▶ _DATA SUPPLIED_
________________
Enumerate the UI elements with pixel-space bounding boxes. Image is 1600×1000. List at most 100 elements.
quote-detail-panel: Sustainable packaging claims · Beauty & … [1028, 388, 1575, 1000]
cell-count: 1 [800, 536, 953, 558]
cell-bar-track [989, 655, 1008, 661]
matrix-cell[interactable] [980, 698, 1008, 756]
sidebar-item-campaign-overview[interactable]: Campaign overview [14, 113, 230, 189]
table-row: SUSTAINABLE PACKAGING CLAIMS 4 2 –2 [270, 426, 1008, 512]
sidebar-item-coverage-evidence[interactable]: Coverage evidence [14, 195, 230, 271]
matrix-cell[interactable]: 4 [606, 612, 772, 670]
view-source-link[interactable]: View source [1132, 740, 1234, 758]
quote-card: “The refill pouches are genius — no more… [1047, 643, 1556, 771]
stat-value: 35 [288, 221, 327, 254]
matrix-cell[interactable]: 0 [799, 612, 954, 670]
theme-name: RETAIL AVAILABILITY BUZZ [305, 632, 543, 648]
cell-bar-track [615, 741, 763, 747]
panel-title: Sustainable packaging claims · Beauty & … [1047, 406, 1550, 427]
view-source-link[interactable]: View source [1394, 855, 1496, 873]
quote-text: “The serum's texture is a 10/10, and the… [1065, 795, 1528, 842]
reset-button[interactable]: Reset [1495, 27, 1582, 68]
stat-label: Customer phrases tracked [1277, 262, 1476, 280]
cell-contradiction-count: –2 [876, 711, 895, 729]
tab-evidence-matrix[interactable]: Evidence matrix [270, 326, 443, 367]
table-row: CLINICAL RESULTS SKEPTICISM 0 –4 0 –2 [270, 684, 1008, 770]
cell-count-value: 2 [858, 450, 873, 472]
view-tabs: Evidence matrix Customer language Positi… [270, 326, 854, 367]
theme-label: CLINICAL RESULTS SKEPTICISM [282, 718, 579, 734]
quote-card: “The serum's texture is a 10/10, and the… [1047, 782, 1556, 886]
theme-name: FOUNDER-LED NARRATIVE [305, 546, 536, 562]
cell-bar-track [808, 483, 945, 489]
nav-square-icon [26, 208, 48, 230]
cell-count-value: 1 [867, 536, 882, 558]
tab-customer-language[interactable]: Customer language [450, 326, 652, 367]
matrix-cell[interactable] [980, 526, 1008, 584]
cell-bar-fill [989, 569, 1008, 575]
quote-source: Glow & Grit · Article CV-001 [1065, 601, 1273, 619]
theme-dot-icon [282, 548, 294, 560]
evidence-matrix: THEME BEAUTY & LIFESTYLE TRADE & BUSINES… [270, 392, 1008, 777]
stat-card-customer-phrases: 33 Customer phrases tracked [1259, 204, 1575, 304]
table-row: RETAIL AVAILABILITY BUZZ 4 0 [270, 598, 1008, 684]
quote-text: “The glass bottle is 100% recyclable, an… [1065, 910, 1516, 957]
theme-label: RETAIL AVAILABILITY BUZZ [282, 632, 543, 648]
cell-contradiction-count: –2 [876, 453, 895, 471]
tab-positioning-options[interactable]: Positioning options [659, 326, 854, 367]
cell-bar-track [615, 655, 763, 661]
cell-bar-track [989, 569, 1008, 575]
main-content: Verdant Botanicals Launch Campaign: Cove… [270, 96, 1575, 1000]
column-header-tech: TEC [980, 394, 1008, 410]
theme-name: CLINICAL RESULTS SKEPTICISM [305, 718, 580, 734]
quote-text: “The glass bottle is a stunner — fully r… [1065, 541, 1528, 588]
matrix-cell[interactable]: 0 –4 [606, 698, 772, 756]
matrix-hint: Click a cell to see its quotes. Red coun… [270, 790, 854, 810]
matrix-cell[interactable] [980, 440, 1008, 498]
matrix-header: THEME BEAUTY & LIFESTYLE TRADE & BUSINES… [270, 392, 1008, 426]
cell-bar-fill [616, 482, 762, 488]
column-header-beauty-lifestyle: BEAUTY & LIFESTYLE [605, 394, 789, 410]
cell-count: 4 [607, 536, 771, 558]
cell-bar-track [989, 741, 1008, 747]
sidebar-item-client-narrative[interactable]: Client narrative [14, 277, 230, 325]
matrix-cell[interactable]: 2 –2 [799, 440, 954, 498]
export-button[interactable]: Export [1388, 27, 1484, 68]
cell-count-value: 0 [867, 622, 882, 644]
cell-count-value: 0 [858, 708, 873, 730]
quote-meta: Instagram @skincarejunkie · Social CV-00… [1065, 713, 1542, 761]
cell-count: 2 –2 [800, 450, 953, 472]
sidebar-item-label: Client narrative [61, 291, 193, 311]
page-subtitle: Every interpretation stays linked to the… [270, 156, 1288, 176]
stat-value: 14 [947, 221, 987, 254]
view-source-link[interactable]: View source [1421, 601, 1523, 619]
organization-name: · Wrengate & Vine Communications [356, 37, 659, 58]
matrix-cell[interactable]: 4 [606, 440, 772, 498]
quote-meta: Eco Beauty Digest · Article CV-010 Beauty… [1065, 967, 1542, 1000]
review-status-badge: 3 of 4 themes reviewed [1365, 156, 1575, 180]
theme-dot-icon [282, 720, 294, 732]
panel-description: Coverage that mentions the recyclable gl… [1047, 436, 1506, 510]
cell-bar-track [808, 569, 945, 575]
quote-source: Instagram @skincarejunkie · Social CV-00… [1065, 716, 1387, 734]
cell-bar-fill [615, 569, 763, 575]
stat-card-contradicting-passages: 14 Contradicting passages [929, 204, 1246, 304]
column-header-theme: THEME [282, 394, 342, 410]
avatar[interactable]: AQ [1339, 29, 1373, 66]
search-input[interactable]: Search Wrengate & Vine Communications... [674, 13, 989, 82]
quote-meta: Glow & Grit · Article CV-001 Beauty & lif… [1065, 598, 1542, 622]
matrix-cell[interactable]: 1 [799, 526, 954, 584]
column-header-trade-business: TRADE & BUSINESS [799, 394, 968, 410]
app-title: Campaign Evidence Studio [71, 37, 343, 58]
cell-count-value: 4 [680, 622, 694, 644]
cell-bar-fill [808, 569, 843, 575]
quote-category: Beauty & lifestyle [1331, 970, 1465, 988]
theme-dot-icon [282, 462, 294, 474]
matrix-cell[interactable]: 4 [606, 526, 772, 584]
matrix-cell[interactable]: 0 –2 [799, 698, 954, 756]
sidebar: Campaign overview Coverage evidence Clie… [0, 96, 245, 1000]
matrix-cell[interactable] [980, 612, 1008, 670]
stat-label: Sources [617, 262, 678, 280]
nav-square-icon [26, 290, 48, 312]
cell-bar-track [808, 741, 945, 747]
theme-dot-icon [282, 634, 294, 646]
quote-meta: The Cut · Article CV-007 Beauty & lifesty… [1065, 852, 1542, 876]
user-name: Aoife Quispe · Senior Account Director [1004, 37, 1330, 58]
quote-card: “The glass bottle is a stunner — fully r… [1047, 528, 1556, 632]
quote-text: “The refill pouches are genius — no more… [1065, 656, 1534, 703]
________________
Rewrite every one of the rows above, putting "Tracked customer phrases" in place of "Customer phrases tracked" and leaving everything else as it is.

▶ _SOLUTION FOR THIS TASK_
Enumerate the UI elements with pixel-space bounding boxes. Image is 1600×1000. List at most 100 elements.
quote-detail-panel: Sustainable packaging claims · Beauty & … [1028, 388, 1575, 1000]
cell-count: 1 [800, 536, 953, 558]
cell-bar-track [989, 655, 1008, 661]
matrix-cell[interactable] [980, 698, 1008, 756]
sidebar-item-campaign-overview[interactable]: Campaign overview [14, 113, 230, 189]
table-row: SUSTAINABLE PACKAGING CLAIMS 4 2 –2 [270, 426, 1008, 512]
sidebar-item-coverage-evidence[interactable]: Coverage evidence [14, 195, 230, 271]
matrix-cell[interactable]: 4 [606, 612, 772, 670]
view-source-link[interactable]: View source [1132, 740, 1234, 758]
quote-card: “The refill pouches are genius — no more… [1047, 643, 1556, 771]
stat-value: 35 [288, 221, 327, 254]
matrix-cell[interactable]: 0 [799, 612, 954, 670]
theme-name: RETAIL AVAILABILITY BUZZ [305, 632, 543, 648]
cell-bar-track [615, 741, 763, 747]
panel-title: Sustainable packaging claims · Beauty & … [1047, 406, 1550, 427]
view-source-link[interactable]: View source [1394, 855, 1496, 873]
quote-text: “The serum's texture is a 10/10, and the… [1065, 795, 1528, 842]
reset-button[interactable]: Reset [1495, 27, 1582, 68]
stat-label: Tracked customer phrases [1277, 262, 1476, 280]
cell-contradiction-count: –2 [876, 711, 895, 729]
tab-evidence-matrix[interactable]: Evidence matrix [270, 326, 443, 367]
table-row: CLINICAL RESULTS SKEPTICISM 0 –4 0 –2 [270, 684, 1008, 770]
cell-count-value: 2 [858, 450, 873, 472]
view-tabs: Evidence matrix Customer language Positi… [270, 326, 854, 367]
theme-label: CLINICAL RESULTS SKEPTICISM [282, 718, 579, 734]
quote-card: “The serum's texture is a 10/10, and the… [1047, 782, 1556, 886]
theme-name: FOUNDER-LED NARRATIVE [305, 546, 536, 562]
cell-bar-track [808, 483, 945, 489]
nav-square-icon [26, 208, 48, 230]
cell-count-value: 1 [867, 536, 882, 558]
tab-customer-language[interactable]: Customer language [450, 326, 652, 367]
matrix-cell[interactable] [980, 526, 1008, 584]
cell-bar-fill [989, 569, 1008, 575]
quote-source: Glow & Grit · Article CV-001 [1065, 601, 1273, 619]
theme-dot-icon [282, 548, 294, 560]
evidence-matrix: THEME BEAUTY & LIFESTYLE TRADE & BUSINES… [270, 392, 1008, 777]
stat-card-customer-phrases: 33 Tracked customer phrases [1259, 204, 1575, 304]
table-row: RETAIL AVAILABILITY BUZZ 4 0 [270, 598, 1008, 684]
quote-text: “The glass bottle is 100% recyclable, an… [1065, 910, 1516, 957]
theme-label: RETAIL AVAILABILITY BUZZ [282, 632, 543, 648]
cell-contradiction-count: –2 [876, 453, 895, 471]
tab-positioning-options[interactable]: Positioning options [659, 326, 854, 367]
cell-bar-track [615, 655, 763, 661]
cell-bar-track [989, 569, 1008, 575]
main-content: Verdant Botanicals Launch Campaign: Cove… [270, 96, 1575, 1000]
column-header-tech: TEC [980, 394, 1008, 410]
theme-name: CLINICAL RESULTS SKEPTICISM [305, 718, 580, 734]
quote-text: “The glass bottle is a stunner — fully r… [1065, 541, 1528, 588]
matrix-cell[interactable]: 0 –4 [606, 698, 772, 756]
matrix-hint: Click a cell to see its quotes. Red coun… [270, 790, 854, 810]
matrix-cell[interactable] [980, 440, 1008, 498]
matrix-header: THEME BEAUTY & LIFESTYLE TRADE & BUSINES… [270, 392, 1008, 426]
cell-bar-fill [616, 482, 762, 488]
column-header-beauty-lifestyle: BEAUTY & LIFESTYLE [605, 394, 789, 410]
cell-count: 4 [607, 536, 771, 558]
cell-bar-track [989, 741, 1008, 747]
sidebar-item-client-narrative[interactable]: Client narrative [14, 277, 230, 325]
matrix-cell[interactable]: 2 –2 [799, 440, 954, 498]
export-button[interactable]: Export [1388, 27, 1484, 68]
cell-count-value: 0 [867, 622, 882, 644]
cell-count-value: 0 [858, 708, 873, 730]
quote-meta: Instagram @skincarejunkie · Social CV-00… [1065, 713, 1542, 761]
cell-count: 2 –2 [800, 450, 953, 472]
sidebar-item-label: Client narrative [61, 291, 193, 311]
page-subtitle: Every interpretation stays linked to the… [270, 156, 1288, 176]
stat-value: 14 [947, 221, 987, 254]
view-source-link[interactable]: View source [1421, 601, 1523, 619]
organization-name: · Wrengate & Vine Communications [356, 37, 659, 58]
matrix-cell[interactable]: 4 [606, 440, 772, 498]
quote-meta: Eco Beauty Digest · Article CV-010 Beauty… [1065, 967, 1542, 1000]
review-status-badge: 3 of 4 themes reviewed [1365, 156, 1575, 180]
theme-dot-icon [282, 720, 294, 732]
panel-description: Coverage that mentions the recyclable gl… [1047, 436, 1506, 510]
cell-bar-track [808, 569, 945, 575]
quote-source: Instagram @skincarejunkie · Social CV-00… [1065, 716, 1387, 734]
cell-bar-fill [615, 569, 763, 575]
stat-card-contradicting-passages: 14 Contradicting passages [929, 204, 1246, 304]
column-header-theme: THEME [282, 394, 342, 410]
avatar[interactable]: AQ [1339, 29, 1373, 66]
search-input[interactable]: Search Wrengate & Vine Communications... [674, 13, 989, 82]
quote-meta: Glow & Grit · Article CV-001 Beauty & lif… [1065, 598, 1542, 622]
matrix-cell[interactable]: 1 [799, 526, 954, 584]
column-header-trade-business: TRADE & BUSINESS [799, 394, 968, 410]
app-title: Campaign Evidence Studio [71, 37, 343, 58]
cell-count-value: 4 [680, 622, 694, 644]
cell-bar-fill [808, 569, 843, 575]
quote-category: Beauty & lifestyle [1331, 970, 1465, 988]
theme-dot-icon [282, 462, 294, 474]
matrix-cell[interactable]: 4 [606, 526, 772, 584]
matrix-cell[interactable]: 0 –2 [799, 698, 954, 756]
sidebar: Campaign overview Coverage evidence Clie… [0, 96, 245, 1000]
matrix-cell[interactable] [980, 612, 1008, 670]
stat-label: Sources [617, 262, 678, 280]
nav-square-icon [26, 290, 48, 312]
cell-bar-track [808, 741, 945, 747]
theme-dot-icon [282, 634, 294, 646]
quote-meta: The Cut · Article CV-007 Beauty & lifesty… [1065, 852, 1542, 876]
user-name: Aoife Quispe · Senior Account Director [1004, 37, 1330, 58]
quote-card: “The glass bottle is a stunner — fully r… [1047, 528, 1556, 632]
quote-text: “The refill pouches are genius — no more… [1065, 656, 1534, 703]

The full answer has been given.